* Requirement
Find the lines of data that contain the string "title", then list them.

* Exercise material

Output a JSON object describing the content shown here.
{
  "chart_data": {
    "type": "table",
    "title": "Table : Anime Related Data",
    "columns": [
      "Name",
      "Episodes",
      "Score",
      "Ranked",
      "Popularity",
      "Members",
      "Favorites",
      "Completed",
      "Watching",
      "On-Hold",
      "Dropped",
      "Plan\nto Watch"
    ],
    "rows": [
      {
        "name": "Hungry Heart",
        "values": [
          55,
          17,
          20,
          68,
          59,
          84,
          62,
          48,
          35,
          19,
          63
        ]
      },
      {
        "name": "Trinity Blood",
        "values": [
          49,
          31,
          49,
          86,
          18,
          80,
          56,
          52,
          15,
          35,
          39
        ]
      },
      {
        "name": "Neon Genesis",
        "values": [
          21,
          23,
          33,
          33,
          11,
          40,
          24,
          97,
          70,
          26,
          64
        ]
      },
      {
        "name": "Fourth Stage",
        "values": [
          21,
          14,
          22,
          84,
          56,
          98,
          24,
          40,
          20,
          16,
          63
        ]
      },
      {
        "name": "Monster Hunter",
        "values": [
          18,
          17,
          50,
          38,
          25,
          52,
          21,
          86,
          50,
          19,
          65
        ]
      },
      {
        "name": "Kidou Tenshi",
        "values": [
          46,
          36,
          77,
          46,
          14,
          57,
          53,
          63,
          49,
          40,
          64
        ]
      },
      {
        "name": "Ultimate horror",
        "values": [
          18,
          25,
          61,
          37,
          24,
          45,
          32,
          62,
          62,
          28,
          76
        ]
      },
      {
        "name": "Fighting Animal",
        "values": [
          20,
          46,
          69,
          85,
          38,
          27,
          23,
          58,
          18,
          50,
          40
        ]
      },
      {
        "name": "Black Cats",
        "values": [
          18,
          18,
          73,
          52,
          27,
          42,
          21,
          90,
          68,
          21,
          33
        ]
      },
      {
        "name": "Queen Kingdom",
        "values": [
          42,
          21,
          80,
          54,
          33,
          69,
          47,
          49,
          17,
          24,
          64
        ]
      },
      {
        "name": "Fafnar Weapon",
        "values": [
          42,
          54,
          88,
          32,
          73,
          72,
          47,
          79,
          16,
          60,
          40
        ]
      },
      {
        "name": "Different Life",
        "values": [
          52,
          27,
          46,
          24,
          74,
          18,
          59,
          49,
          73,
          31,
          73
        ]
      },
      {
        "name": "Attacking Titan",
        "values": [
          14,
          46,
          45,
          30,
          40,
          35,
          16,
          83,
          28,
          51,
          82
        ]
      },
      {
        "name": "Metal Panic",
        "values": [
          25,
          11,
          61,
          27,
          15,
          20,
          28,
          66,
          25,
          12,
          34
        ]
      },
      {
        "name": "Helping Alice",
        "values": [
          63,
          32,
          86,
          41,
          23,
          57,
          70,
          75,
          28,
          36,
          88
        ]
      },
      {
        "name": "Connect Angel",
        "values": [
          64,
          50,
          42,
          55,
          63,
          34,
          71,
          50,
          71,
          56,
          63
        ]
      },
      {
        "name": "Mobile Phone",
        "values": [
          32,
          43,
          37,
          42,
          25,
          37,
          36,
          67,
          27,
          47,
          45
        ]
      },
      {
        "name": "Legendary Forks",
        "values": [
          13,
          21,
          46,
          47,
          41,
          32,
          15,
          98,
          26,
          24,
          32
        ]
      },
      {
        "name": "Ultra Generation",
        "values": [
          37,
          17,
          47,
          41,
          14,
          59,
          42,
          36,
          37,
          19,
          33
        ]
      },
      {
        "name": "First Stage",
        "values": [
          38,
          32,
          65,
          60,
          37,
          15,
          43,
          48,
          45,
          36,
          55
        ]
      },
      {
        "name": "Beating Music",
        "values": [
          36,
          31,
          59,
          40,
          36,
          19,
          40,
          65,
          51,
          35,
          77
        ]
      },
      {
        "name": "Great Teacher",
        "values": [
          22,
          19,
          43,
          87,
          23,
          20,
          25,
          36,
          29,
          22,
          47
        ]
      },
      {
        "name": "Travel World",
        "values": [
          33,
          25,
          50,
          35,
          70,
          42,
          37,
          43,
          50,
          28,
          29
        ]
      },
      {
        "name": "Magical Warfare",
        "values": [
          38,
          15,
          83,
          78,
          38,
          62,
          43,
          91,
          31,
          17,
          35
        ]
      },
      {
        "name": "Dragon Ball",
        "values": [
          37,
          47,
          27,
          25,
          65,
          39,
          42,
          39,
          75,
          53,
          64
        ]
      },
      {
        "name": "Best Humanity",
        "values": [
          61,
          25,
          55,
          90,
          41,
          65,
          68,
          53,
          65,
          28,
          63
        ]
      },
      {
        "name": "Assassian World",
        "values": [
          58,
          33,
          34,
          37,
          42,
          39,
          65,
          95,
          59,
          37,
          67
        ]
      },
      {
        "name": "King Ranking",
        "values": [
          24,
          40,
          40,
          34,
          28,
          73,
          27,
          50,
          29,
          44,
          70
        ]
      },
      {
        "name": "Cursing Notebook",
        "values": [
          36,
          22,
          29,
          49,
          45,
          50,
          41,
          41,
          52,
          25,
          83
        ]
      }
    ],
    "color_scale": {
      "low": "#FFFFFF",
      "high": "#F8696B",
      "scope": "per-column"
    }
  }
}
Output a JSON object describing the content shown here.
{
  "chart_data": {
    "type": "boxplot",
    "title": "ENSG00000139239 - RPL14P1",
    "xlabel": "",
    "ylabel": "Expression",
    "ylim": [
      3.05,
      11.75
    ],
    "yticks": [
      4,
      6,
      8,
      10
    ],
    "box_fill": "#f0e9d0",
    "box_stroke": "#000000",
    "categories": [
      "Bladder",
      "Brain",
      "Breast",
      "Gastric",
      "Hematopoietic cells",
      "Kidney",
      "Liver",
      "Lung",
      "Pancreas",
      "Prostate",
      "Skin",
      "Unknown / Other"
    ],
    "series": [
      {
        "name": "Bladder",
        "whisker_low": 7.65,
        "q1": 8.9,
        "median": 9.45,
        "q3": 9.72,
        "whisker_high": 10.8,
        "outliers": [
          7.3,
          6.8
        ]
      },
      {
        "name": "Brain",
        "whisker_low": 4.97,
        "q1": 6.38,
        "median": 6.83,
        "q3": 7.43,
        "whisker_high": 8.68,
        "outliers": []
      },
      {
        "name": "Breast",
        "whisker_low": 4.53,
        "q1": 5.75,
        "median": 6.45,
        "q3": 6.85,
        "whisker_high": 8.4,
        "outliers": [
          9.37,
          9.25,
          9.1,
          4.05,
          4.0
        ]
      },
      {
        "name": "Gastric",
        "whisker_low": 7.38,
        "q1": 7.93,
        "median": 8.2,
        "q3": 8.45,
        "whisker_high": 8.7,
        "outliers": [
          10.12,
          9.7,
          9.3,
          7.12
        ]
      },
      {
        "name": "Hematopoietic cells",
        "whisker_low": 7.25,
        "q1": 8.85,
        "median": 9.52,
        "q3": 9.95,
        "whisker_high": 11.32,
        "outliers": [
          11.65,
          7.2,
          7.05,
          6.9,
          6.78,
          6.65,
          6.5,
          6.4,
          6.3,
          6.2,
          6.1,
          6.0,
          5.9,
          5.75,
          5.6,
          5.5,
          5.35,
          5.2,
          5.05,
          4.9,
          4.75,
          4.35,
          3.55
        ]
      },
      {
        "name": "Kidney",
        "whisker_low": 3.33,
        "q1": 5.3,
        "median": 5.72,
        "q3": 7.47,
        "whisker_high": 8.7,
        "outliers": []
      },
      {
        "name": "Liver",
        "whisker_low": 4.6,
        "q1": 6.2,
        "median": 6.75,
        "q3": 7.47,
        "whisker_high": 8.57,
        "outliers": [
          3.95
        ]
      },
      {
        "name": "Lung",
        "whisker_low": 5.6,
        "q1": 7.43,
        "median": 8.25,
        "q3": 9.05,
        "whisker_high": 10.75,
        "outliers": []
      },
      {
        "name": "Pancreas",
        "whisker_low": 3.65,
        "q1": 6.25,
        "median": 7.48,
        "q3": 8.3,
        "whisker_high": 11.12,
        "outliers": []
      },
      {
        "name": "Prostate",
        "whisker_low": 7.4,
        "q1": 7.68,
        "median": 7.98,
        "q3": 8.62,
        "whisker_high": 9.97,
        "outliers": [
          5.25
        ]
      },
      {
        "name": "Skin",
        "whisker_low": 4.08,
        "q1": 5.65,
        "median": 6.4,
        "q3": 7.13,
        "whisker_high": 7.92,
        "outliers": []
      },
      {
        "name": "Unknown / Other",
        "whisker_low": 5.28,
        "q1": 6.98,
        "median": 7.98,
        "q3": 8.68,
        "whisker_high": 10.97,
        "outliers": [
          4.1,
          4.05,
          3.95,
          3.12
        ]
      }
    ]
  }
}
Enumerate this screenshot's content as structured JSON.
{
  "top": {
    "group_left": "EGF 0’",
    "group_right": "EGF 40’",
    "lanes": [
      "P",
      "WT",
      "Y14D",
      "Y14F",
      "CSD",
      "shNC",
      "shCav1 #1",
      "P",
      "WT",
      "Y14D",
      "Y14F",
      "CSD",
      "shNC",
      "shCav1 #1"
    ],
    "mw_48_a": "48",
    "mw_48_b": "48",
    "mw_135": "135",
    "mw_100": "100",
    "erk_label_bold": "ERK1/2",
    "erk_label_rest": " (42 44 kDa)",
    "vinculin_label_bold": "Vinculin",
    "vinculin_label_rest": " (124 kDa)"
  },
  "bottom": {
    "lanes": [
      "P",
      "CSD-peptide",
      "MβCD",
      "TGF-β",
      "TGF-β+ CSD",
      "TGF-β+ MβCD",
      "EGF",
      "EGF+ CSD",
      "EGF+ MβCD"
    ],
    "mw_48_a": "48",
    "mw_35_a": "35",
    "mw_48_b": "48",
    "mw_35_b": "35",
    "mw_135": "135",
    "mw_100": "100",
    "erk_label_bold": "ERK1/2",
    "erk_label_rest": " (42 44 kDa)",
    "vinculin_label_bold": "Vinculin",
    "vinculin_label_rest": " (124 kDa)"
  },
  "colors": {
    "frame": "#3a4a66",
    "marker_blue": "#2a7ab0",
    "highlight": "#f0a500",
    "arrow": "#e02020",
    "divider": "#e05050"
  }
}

* Answer for this exercise
    "title": "Table : Anime Related Data",
    "title": "ENSG00000139239 - RPL14P1",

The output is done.